● TO DO:
Give every entry again, word for word and in full.

===== THE INPUT =====

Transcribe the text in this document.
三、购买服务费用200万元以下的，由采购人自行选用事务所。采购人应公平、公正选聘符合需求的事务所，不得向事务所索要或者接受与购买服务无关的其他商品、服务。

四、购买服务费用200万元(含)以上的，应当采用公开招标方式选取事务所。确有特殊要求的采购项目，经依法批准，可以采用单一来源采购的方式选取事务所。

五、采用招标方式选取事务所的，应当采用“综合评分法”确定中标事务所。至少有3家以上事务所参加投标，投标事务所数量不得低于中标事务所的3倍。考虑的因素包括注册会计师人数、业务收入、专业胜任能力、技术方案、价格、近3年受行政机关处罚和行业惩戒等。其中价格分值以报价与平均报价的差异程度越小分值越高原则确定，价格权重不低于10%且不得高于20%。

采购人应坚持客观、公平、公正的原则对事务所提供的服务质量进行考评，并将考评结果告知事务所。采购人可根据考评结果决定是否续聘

=====

● REPLY:
Transcribe the text in this document.
三、购买服务费用200万元以下的，由采购人自行选用事务所。采购人应公平、公正选聘符合需求的事务所，不得向事务所索要或者接受与购买服务无关的其他商品、服务。

四、购买服务费用200万元(含)以上的，应当采用公开招标方式选取事务所。确有特殊要求的采购项目，经依法批准，可以采用单一来源采购的方式选取事务所。

五、采用招标方式选取事务所的，应当采用“综合评分法”确定中标事务所。至少有3家以上事务所参加投标，投标事务所数量不得低于中标事务所的3倍。考虑的因素包括注册会计师人数、业务收入、专业胜任能力、技术方案、价格、近3年受行政机关处罚和行业惩戒等。其中价格分值以报价与平均报价的差异程度越小分值越高原则确定，价格权重不低于10%且不得高于20%。

采购人应坚持客观、公平、公正的原则对事务所提供的服务质量进行考评，并将考评结果告知事务所。采购人可根据考评结果决定是否续聘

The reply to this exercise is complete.